*What the task requires:*
Search the material below for the string "CAAC" and list each line that holds it.

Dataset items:
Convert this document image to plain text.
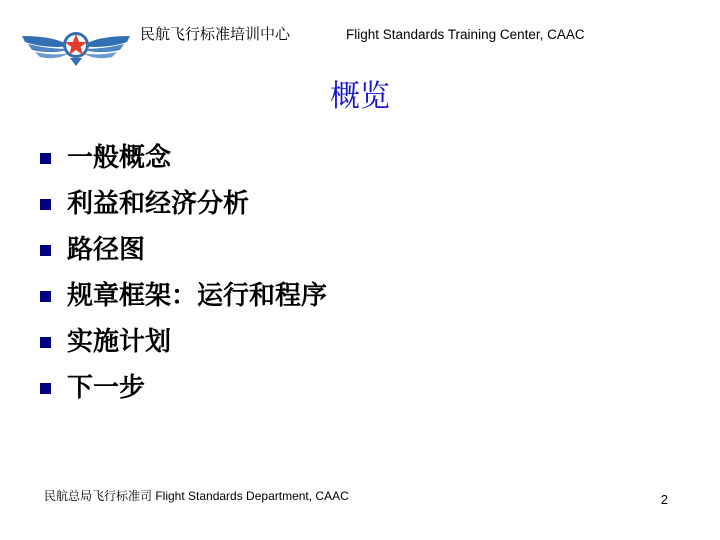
民航飞行标准培训中心	Flight Standards Training Center, CAAC
概览
一般概念
利益和经济分析
路径图
规章框架：运行和程序
实施计划
下一步
民航总局飞行标准司 Flight Standards Department, CAAC	2
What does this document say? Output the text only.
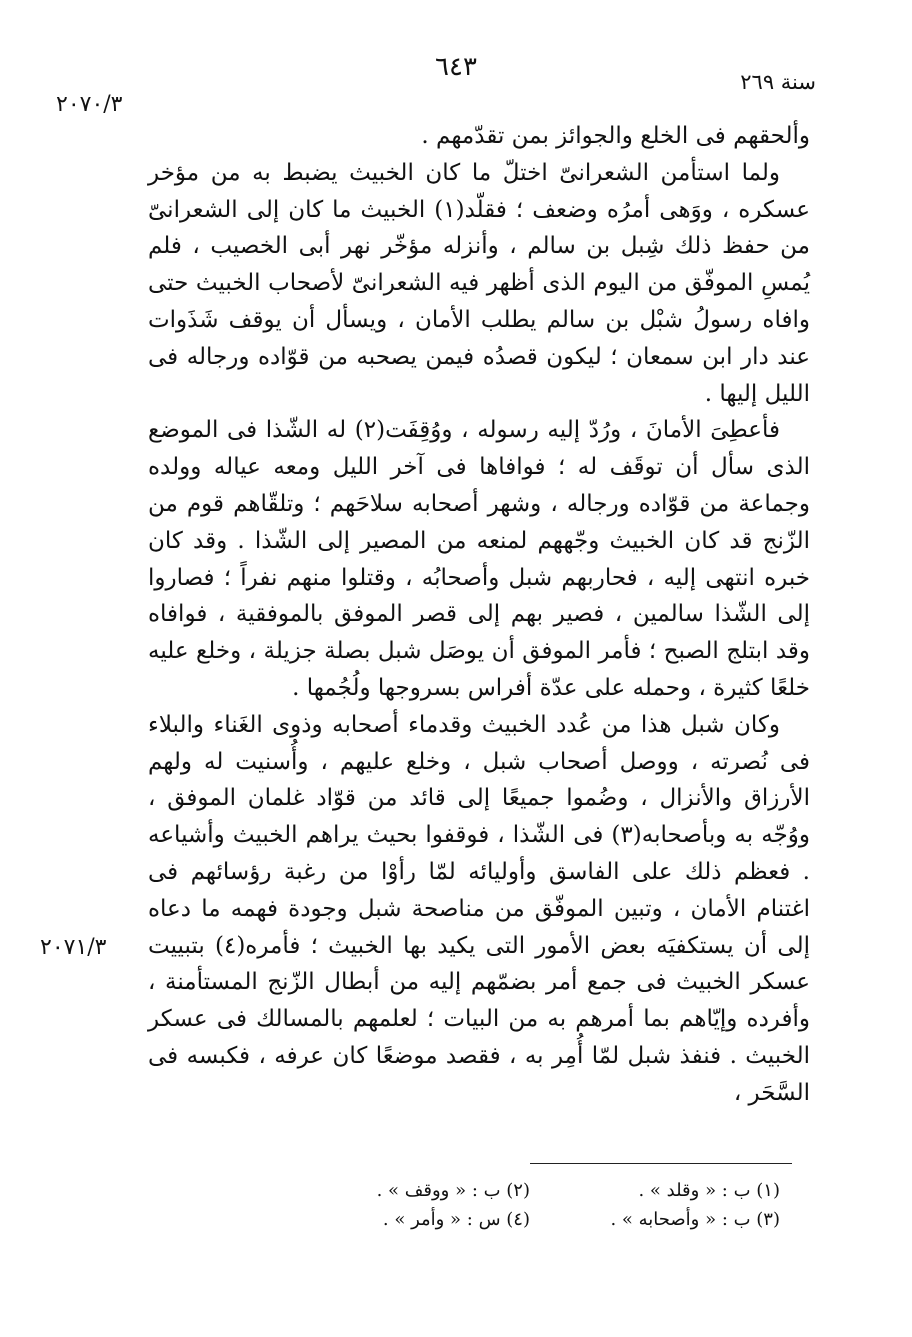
٦٤٣	سنة ٢٦٩
٢٠٧٠/٣
٢٠٧١/٣

وألحقهم فى الخلع والجوائز بمن تقدّمهم .

ولما استأمن الشعرانىّ اختلّ ما كان الخبيث يضبط به من مؤخر عسكره ، ووَهى أمرُه وضعف ؛ فقلّد(١) الخبيث ما كان إلى الشعرانىّ من حفظ ذلك شِبل بن سالم ، وأنزله مؤخّر نهر أبى الخصيب ، فلم يُمسِ الموفّق من اليوم الذى أظهر فيه الشعرانىّ لأصحاب الخبيث حتى وافاه رسولُ شبْل بن سالم يطلب الأمان ، ويسأل أن يوقف شَذَوات عند دار ابن سمعان ؛ ليكون قصدُه فيمن يصحبه من قوّاده ورجاله فى الليل إليها .

فأعطِىَ الأمانَ ، ورُدّ إليه رسوله ، ووُقِفَت(٢) له الشّذا فى الموضع الذى سأل أن توقَف له ؛ فوافاها فى آخر الليل ومعه عياله وولده وجماعة من قوّاده ورجاله ، وشهر أصحابه سلاحَهم ؛ وتلقّاهم قوم من الزّنج قد كان الخبيث وجّههم لمنعه من المصير إلى الشّذا . وقد كان خبره انتهى إليه ، فحاربهم شبل وأصحابُه ، وقتلوا منهم نفراً ؛ فصاروا إلى الشّذا سالمين ، فصير بهم إلى قصر الموفق بالموفقية ، فوافاه وقد ابتلج الصبح ؛ فأمر الموفق أن يوصَل شبل بصلة جزيلة ، وخلع عليه خلعًا كثيرة ، وحمله على عدّة أفراس بسروجها ولُجُمها .

وكان شبل هذا من عُدد الخبيث وقدماء أصحابه وذوى الغَناء والبلاء فى نُصرته ، ووصل أصحاب شبل ، وخلع عليهم ، وأُسنيت له ولهم الأرزاق والأنزال ، وضُموا جميعًا إلى قائد من قوّاد غلمان الموفق ، ووُجّه به وبأصحابه(٣) فى الشّذا ، فوقفوا بحيث يراهم الخبيث وأشياعه . فعظم ذلك على الفاسق وأوليائه لمّا رأوْا من رغبة رؤسائهم فى اغتنام الأمان ، وتبين الموفّق من مناصحة شبل وجودة فهمه ما دعاه إلى أن يستكفيَه بعض الأمور التى يكيد بها الخبيث ؛ فأمره(٤) بتبييت عسكر الخبيث فى جمع أمر بضمّهم إليه من أبطال الزّنج المستأمنة ، وأفرده وإيّاهم بما أمرهم به من البيات ؛ لعلمهم بالمسالك فى عسكر الخبيث . فنفذ شبل لمّا أُمِر به ، فقصد موضعًا كان عرفه ، فكبسه فى السَّحَر ،

(١) ب : « وقلد » .
(٢) ب : « ووقف » .
(٣) ب : « وأصحابه » .
(٤) س : « وأمر » .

*Expected answer:*
民航飞行标准培训中心	Flight Standards Training Center, CAAC
民航总局飞行标准司 Flight Standards Department, CAAC	2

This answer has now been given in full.